What the task requires:
Tally all lines containing the word "θέση". Give the number alone.

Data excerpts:
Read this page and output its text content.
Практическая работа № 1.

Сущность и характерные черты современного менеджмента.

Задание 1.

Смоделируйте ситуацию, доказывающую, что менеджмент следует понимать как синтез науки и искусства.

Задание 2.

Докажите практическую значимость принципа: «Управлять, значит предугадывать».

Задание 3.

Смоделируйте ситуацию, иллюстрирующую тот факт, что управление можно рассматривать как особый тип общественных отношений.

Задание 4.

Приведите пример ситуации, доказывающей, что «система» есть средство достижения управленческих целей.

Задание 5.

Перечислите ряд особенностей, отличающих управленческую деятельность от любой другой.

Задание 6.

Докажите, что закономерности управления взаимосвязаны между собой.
==
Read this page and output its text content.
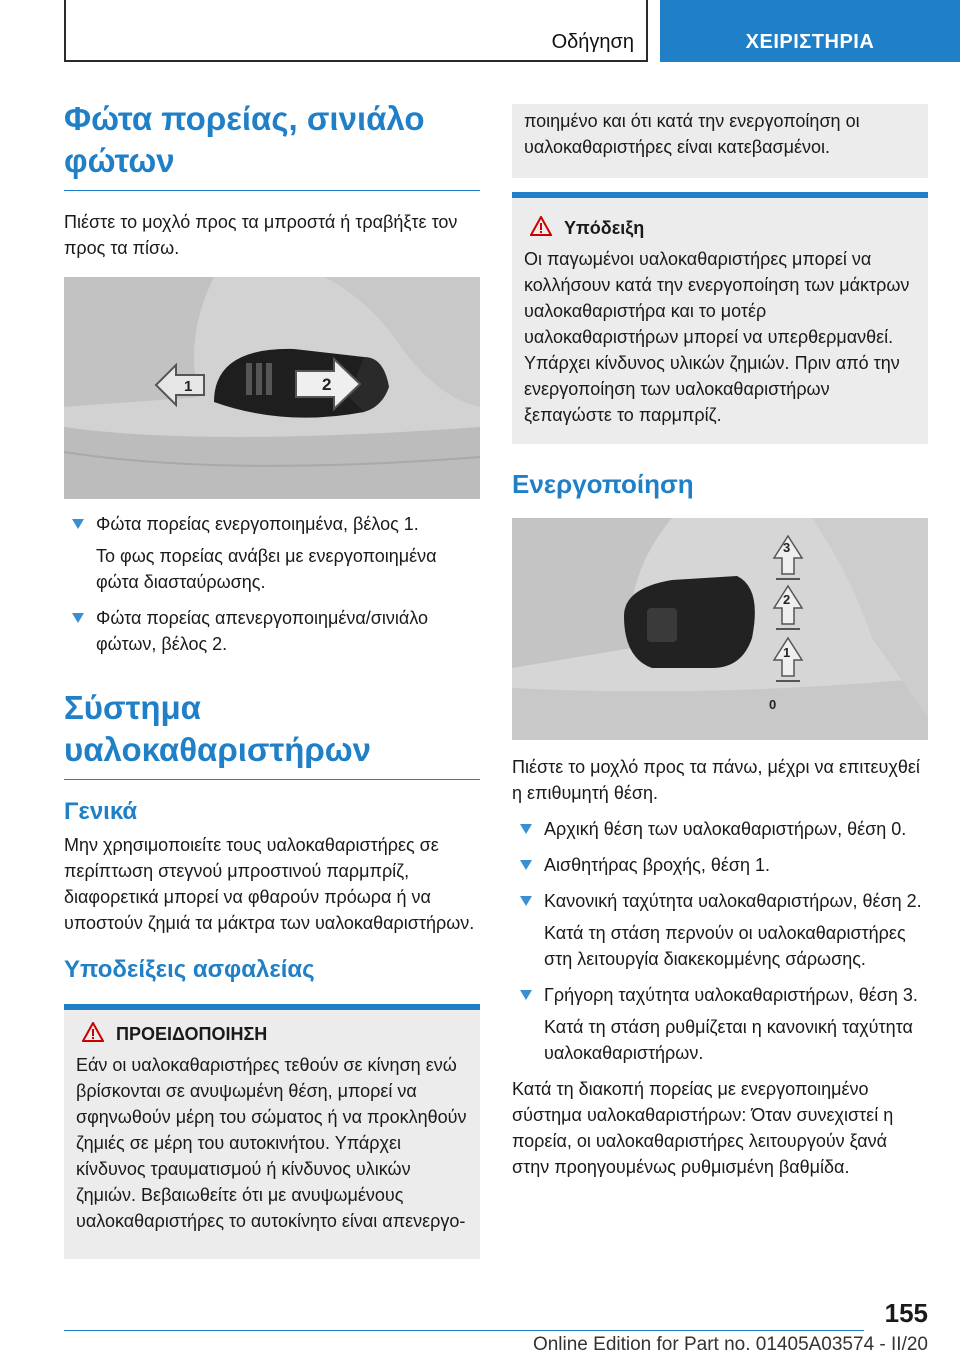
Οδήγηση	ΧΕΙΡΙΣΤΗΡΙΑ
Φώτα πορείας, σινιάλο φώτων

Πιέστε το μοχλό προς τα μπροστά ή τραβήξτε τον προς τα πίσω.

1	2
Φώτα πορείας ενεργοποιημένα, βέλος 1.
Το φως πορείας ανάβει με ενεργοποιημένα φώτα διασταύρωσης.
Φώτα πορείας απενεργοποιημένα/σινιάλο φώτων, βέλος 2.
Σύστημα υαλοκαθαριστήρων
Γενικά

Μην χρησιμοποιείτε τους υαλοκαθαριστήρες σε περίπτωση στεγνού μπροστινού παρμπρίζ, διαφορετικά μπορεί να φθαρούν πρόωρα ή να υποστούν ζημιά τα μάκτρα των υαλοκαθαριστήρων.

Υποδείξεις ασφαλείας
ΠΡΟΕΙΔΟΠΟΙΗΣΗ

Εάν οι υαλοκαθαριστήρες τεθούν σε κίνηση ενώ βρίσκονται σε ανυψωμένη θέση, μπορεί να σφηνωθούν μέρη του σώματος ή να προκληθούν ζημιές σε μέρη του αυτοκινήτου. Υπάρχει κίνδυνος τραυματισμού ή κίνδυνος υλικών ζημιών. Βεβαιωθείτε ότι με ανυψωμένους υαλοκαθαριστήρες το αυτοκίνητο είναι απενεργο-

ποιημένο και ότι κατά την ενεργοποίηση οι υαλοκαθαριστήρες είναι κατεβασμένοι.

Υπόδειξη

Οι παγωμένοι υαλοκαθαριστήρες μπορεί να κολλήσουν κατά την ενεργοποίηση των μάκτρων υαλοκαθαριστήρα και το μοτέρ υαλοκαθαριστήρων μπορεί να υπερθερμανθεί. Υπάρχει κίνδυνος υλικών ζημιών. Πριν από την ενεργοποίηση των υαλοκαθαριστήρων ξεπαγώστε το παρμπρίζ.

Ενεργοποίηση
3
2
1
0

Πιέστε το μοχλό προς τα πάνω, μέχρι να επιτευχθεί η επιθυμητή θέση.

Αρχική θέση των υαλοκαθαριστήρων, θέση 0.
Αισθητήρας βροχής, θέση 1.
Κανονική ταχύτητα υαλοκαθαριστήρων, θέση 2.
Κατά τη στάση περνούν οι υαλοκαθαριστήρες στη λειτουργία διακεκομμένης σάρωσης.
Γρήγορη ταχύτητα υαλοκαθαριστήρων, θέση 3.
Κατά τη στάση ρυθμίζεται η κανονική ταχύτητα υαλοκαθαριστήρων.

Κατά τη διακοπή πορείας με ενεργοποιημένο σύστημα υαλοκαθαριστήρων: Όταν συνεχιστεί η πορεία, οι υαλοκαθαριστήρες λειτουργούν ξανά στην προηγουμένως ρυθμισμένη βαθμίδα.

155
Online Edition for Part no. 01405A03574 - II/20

Result below:
6